───── EXERCISE MATERIAL
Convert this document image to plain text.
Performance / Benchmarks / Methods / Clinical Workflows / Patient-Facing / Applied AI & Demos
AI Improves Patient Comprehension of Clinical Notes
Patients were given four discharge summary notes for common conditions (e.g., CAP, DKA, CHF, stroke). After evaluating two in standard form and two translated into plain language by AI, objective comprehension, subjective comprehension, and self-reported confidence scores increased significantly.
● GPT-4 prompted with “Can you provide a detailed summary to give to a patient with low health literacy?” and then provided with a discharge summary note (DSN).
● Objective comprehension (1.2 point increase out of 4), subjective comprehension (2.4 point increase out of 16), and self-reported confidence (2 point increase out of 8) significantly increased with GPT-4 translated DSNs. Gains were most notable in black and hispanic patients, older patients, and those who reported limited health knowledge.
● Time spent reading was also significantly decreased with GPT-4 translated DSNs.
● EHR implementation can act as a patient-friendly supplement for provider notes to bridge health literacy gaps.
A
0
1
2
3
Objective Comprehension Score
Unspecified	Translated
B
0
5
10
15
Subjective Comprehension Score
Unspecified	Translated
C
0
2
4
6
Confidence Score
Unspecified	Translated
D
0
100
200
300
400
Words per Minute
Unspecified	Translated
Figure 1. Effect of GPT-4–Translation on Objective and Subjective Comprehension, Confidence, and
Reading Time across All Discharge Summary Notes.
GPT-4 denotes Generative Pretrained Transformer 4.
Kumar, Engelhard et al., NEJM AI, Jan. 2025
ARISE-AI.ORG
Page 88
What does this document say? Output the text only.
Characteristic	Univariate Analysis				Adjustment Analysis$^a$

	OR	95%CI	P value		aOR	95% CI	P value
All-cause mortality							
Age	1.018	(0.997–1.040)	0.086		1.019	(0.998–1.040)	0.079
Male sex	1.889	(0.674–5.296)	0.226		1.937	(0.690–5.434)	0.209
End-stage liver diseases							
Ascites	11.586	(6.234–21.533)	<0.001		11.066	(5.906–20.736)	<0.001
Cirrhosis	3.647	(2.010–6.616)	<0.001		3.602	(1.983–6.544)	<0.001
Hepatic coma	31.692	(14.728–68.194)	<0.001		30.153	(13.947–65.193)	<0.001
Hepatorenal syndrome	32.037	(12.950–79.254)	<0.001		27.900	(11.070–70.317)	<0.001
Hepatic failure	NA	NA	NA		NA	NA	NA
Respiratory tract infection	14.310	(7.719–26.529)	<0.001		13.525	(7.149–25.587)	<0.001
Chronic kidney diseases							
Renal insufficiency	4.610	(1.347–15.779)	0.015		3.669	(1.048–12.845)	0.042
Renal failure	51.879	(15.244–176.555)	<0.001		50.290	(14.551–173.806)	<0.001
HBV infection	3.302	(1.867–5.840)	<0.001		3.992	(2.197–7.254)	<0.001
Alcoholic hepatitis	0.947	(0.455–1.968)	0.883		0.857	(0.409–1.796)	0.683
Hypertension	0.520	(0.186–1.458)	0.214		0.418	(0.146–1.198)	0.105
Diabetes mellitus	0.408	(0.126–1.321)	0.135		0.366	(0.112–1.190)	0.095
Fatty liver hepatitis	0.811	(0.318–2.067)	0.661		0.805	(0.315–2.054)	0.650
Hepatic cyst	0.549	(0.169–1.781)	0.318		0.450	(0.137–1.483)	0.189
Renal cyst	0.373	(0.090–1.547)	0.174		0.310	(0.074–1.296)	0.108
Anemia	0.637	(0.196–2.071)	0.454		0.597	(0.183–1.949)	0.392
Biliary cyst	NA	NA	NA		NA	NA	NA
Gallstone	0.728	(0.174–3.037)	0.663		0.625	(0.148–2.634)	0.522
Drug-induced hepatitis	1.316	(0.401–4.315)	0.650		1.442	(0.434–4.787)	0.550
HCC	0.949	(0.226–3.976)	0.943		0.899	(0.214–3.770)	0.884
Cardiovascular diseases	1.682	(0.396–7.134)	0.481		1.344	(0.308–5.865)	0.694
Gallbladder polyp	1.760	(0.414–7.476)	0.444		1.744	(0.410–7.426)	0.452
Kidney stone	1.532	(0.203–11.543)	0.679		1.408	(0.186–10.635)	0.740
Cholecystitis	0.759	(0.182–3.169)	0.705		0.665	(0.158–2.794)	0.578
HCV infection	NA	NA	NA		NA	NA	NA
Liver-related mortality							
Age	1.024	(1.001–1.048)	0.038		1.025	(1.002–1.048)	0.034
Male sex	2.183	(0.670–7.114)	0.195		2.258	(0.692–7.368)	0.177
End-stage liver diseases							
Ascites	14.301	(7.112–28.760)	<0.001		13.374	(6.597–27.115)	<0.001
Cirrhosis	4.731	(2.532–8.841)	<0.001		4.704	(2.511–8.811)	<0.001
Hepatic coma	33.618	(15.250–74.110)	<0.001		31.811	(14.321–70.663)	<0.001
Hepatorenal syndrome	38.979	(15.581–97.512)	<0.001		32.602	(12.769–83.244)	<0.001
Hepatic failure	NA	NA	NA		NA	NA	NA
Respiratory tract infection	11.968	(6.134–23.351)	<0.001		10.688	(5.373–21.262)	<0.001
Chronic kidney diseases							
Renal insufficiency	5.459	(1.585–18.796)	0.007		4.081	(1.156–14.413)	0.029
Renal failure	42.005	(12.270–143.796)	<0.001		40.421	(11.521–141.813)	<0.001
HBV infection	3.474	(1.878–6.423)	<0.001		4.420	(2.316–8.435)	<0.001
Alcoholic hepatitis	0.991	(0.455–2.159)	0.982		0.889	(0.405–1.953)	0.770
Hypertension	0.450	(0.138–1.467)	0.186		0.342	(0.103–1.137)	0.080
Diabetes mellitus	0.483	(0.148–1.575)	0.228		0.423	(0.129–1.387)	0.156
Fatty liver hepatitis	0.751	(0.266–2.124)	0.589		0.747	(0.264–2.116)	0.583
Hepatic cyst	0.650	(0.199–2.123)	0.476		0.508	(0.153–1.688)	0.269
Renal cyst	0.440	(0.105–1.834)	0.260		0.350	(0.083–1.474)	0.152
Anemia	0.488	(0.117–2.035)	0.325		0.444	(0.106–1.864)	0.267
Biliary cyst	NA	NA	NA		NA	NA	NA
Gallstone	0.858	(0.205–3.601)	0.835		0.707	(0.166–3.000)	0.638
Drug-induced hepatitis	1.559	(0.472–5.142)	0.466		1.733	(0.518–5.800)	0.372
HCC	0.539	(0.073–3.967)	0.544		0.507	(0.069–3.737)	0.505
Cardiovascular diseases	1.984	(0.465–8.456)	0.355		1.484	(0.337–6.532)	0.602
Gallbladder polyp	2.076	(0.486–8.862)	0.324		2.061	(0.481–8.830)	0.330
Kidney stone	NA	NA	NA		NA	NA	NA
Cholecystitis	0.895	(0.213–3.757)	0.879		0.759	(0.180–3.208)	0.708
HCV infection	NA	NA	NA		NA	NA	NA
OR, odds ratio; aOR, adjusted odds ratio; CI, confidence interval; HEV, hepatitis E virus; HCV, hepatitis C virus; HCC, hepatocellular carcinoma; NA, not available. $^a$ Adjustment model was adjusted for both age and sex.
──────────
From the listing above, collect each line in which the string "failure" appears.

Hepatic failure	NA	NA	NA		NA	NA	NA
Renal failure	51.879	(15.244–176.555)	<0.001		50.290	(14.551–173.806)	<0.001
Hepatic failure	NA	NA	NA		NA	NA	NA
Renal failure	42.005	(12.270–143.796)	<0.001		40.421	(11.521–141.813)	<0.001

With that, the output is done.